→ WHAT YOU SHOULD DO: Please render the lines below as a JSON list of strings, one string per line, omitting blank lines and leaving the pictures out.

++++

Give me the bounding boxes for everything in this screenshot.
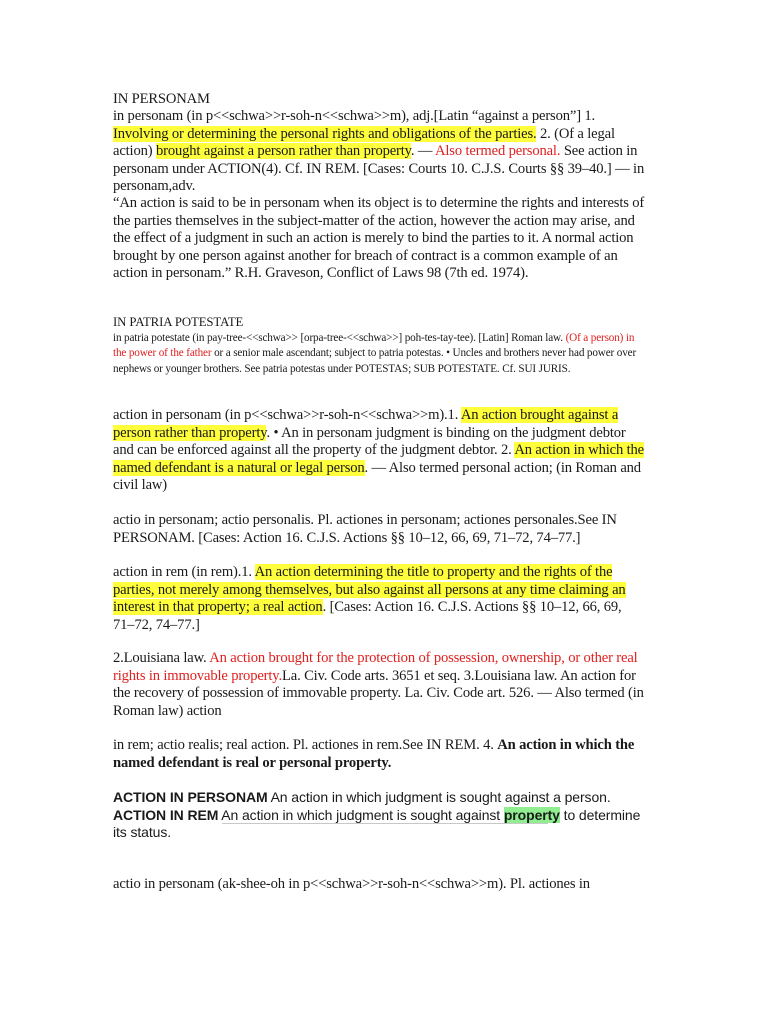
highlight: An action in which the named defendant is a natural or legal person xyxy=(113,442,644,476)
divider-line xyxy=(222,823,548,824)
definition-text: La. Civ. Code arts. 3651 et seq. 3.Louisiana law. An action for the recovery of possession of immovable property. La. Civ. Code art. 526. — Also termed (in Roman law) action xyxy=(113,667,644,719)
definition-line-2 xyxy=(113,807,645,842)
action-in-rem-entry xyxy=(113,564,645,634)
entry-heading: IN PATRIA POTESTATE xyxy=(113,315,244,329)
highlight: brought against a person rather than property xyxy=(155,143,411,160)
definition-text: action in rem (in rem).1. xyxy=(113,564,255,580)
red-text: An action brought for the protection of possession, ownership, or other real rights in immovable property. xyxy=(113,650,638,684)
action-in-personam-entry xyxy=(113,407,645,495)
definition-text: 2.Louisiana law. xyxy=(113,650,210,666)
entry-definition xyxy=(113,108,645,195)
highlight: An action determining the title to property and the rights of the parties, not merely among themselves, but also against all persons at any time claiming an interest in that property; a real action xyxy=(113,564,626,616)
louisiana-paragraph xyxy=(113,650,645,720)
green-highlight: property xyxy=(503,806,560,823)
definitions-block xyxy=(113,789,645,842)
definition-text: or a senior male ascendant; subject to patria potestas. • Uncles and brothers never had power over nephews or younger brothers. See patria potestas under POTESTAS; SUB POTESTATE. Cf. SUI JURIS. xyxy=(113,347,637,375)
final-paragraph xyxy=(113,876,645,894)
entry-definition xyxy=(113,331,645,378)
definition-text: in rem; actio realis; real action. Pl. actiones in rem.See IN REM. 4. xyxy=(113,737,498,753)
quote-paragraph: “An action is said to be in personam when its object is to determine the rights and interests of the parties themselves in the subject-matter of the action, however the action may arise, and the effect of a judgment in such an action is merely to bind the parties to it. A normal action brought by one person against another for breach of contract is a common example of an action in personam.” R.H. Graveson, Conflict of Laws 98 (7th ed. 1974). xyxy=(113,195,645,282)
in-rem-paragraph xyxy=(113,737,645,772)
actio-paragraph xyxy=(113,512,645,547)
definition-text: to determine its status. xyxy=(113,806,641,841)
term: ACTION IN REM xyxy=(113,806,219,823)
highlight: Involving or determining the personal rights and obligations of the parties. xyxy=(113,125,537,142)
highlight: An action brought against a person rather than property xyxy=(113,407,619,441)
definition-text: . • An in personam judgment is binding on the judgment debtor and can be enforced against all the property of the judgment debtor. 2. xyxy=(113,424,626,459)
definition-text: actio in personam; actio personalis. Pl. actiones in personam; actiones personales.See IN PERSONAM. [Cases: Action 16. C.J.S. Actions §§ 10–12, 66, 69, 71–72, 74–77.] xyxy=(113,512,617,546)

++++

→ SOLUTION:
[
  "Give me the bounding boxes for everything in this screenshot.",
  "highlight: An action in which the named defendant is a natural or legal person xyxy=(113,442,644,476)",
  "divider-line xyxy=(222,823,548,824)",
  "definition-text: La. Civ. Code arts. 3651 et seq. 3.Louisiana law. An action for the recovery of possession of immovable property. La. Civ. Code art. 526. — Also termed (in Roman law) action xyxy=(113,667,644,719)",
  "definition-line-2 xyxy=(113,807,645,842)",
  "action-in-rem-entry xyxy=(113,564,645,634)",
  "entry-heading: IN PATRIA POTESTATE xyxy=(113,315,244,329)",
  "highlight: brought against a person rather than property xyxy=(155,143,411,160)",
  "definition-text: action in rem (in rem).1. xyxy=(113,564,255,580)",
  "red-text: An action brought for the protection of possession, ownership, or other real rights in immovable property. xyxy=(113,650,638,684)",
  "action-in-personam-entry xyxy=(113,407,645,495)",
  "definition-text: 2.Louisiana law. xyxy=(113,650,210,666)",
  "entry-definition xyxy=(113,108,645,195)",
  "highlight: An action determining the title to property and the rights of the parties, not merely among themselves, but also against all persons at any time claiming an interest in that property; a real action xyxy=(113,564,626,616)",
  "louisiana-paragraph xyxy=(113,650,645,720)",
  "green-highlight: property xyxy=(503,806,560,823)",
  "definitions-block xyxy=(113,789,645,842)",
  "definition-text: or a senior male ascendant; subject to patria potestas. • Uncles and brothers never had power over nephews or younger brothers. See patria potestas under POTESTAS; SUB POTESTATE. Cf. SUI JURIS. xyxy=(113,347,637,375)",
  "final-paragraph xyxy=(113,876,645,894)",
  "entry-definition xyxy=(113,331,645,378)",
  "definition-text: in rem; actio realis; real action. Pl. actiones in rem.See IN REM. 4. xyxy=(113,737,498,753)",
  "quote-paragraph: “An action is said to be in personam when its object is to determine the rights and interests of the parties themselves in the subject-matter of the action, however the action may arise, and the effect of a judgment in such an action is merely to bind the parties to it. A normal action brought by one person against another for breach of contract is a common example of an action in personam.” R.H. Graveson, Conflict of Laws 98 (7th ed. 1974). xyxy=(113,195,645,282)",
  "in-rem-paragraph xyxy=(113,737,645,772)",
  "actio-paragraph xyxy=(113,512,645,547)",
  "definition-text: to determine its status. xyxy=(113,806,641,841)",
  "term: ACTION IN REM xyxy=(113,806,219,823)",
  "highlight: Involving or determining the personal rights and obligations of the parties. xyxy=(113,125,537,142)",
  "highlight: An action brought against a person rather than property xyxy=(113,407,619,441)",
  "definition-text: . • An in personam judgment is binding on the judgment debtor and can be enforced against all the property of the judgment debtor. 2. xyxy=(113,424,626,459)",
  "definition-text: actio in personam; actio personalis. Pl. actiones in personam; actiones personales.See IN PERSONAM. [Cases: Action 16. C.J.S. Actions §§ 10–12, 66, 69, 71–72, 74–77.] xyxy=(113,512,617,546)"
]